§ **Dataset extract**
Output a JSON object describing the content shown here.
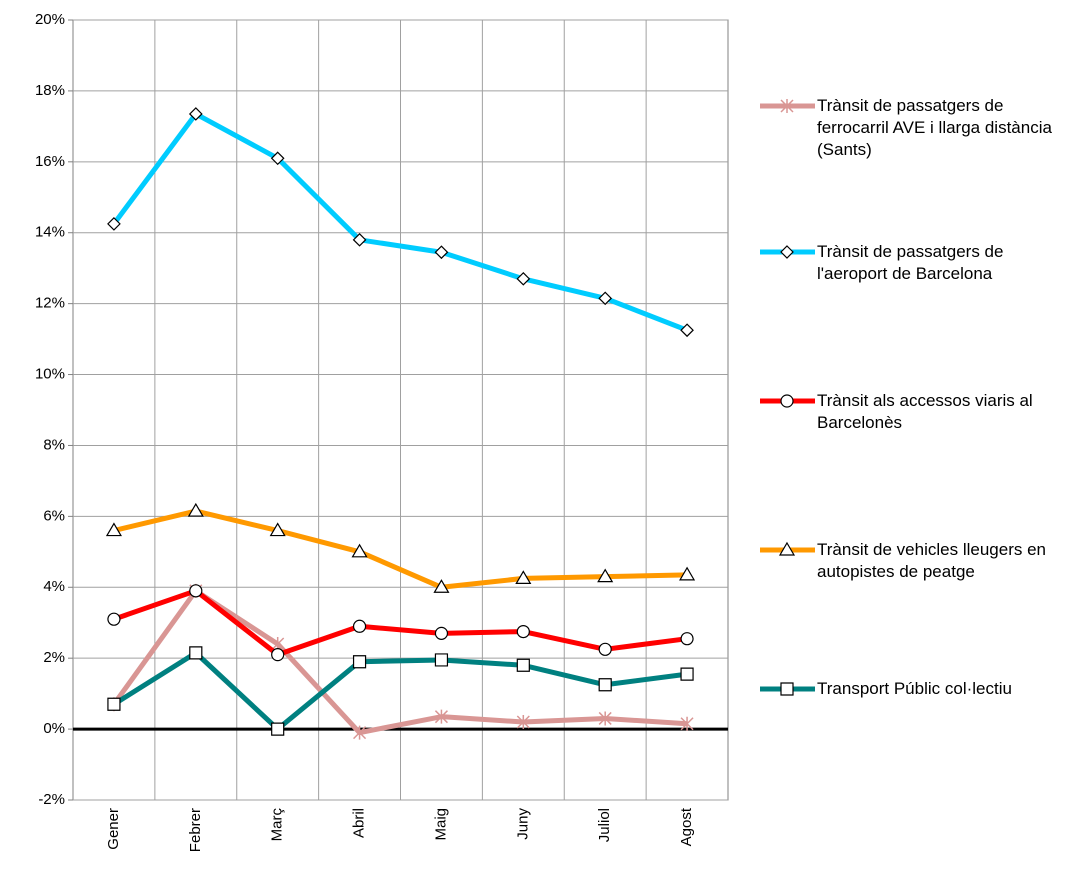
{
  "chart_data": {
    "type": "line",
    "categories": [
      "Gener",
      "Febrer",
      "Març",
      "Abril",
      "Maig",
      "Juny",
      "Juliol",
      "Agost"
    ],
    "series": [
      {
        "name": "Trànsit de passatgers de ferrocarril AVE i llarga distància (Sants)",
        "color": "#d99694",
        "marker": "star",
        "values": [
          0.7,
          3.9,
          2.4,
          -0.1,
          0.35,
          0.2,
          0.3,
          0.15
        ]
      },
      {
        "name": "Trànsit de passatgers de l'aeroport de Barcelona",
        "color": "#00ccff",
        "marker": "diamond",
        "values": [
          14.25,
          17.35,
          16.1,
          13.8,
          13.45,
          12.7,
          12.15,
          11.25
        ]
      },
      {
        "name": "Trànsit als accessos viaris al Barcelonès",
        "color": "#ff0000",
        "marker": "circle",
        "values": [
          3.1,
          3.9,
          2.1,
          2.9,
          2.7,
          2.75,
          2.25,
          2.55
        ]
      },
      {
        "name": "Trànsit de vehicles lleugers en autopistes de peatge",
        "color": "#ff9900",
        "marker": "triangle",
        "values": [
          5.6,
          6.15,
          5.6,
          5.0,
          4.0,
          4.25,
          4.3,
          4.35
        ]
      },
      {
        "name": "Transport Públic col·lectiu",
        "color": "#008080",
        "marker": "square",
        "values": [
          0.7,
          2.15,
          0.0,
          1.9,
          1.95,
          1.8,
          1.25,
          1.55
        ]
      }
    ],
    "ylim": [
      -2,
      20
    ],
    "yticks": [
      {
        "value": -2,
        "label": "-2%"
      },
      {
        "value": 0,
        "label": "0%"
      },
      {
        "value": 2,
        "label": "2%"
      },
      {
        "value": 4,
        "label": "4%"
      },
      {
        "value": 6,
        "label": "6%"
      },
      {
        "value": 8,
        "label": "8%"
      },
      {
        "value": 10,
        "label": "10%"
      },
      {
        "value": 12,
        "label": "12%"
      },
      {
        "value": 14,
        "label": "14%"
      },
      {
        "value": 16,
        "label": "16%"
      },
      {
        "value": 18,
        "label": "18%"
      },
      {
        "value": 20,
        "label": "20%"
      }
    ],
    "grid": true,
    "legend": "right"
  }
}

§ **Short problem**
Only lines with the string "Trànsit" belong in your answer; copy each one.

§ **Written response**
        "name": "Trànsit de passatgers de ferrocarril AVE i llarga distància (Sants)",
        "name": "Trànsit de passatgers de l'aeroport de Barcelona",
        "name": "Trànsit als accessos viaris al Barcelonès",
        "name": "Trànsit de vehicles lleugers en autopistes de peatge",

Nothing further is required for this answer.